#### STATED GOAL:
Wherever the word "fraction" shows up in a line, please copy that line.

==*==

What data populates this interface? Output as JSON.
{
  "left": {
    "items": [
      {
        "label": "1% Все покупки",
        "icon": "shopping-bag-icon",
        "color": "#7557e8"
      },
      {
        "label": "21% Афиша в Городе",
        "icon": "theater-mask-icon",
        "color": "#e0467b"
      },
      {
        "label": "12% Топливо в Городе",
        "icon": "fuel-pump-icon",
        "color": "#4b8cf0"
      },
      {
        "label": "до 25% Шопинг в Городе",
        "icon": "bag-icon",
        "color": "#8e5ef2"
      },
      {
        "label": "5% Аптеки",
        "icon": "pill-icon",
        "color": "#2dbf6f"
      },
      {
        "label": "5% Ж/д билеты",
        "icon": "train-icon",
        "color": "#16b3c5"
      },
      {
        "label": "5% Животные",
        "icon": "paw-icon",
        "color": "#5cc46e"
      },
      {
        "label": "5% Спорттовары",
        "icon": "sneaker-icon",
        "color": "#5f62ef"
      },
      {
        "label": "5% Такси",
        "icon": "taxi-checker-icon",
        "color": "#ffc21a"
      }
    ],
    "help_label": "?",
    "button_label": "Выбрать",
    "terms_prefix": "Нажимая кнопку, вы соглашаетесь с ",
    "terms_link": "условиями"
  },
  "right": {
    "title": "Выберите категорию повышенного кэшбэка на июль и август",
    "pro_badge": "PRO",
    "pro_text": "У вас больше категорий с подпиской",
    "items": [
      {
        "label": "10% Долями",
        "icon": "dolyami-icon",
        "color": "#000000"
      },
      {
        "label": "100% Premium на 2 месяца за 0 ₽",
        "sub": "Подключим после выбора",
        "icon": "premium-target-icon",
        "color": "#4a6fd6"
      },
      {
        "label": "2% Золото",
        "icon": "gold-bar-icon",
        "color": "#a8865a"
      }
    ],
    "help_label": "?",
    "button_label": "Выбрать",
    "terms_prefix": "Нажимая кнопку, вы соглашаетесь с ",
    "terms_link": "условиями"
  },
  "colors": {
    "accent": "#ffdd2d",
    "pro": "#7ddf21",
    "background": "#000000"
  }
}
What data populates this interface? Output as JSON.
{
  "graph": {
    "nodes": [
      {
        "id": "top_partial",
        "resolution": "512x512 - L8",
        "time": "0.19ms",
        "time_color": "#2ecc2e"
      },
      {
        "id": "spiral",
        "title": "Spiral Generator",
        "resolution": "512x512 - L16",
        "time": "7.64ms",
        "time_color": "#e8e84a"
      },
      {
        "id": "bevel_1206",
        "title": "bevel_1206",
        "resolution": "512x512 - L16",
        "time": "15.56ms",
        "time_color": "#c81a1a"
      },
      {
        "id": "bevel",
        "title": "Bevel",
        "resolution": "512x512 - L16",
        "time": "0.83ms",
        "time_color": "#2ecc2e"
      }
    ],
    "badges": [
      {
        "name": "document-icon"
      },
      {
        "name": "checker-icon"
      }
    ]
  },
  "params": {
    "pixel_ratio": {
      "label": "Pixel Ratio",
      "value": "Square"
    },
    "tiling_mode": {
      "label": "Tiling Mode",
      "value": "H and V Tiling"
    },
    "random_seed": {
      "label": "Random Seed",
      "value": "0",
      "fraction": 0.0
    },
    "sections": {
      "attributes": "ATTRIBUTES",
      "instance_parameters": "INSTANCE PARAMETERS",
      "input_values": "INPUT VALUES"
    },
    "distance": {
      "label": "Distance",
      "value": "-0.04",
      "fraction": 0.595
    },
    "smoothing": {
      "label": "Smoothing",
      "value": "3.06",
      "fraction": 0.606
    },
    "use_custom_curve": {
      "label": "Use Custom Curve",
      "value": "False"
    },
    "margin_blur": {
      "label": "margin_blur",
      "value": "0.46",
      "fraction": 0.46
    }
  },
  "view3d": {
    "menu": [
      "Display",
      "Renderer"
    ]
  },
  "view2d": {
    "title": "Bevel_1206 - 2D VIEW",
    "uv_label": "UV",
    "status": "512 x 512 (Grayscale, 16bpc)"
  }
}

==*==

#### THE RESPONSE:
      "fraction": 0.0
      "fraction": 0.595
      "fraction": 0.606
      "fraction": 0.46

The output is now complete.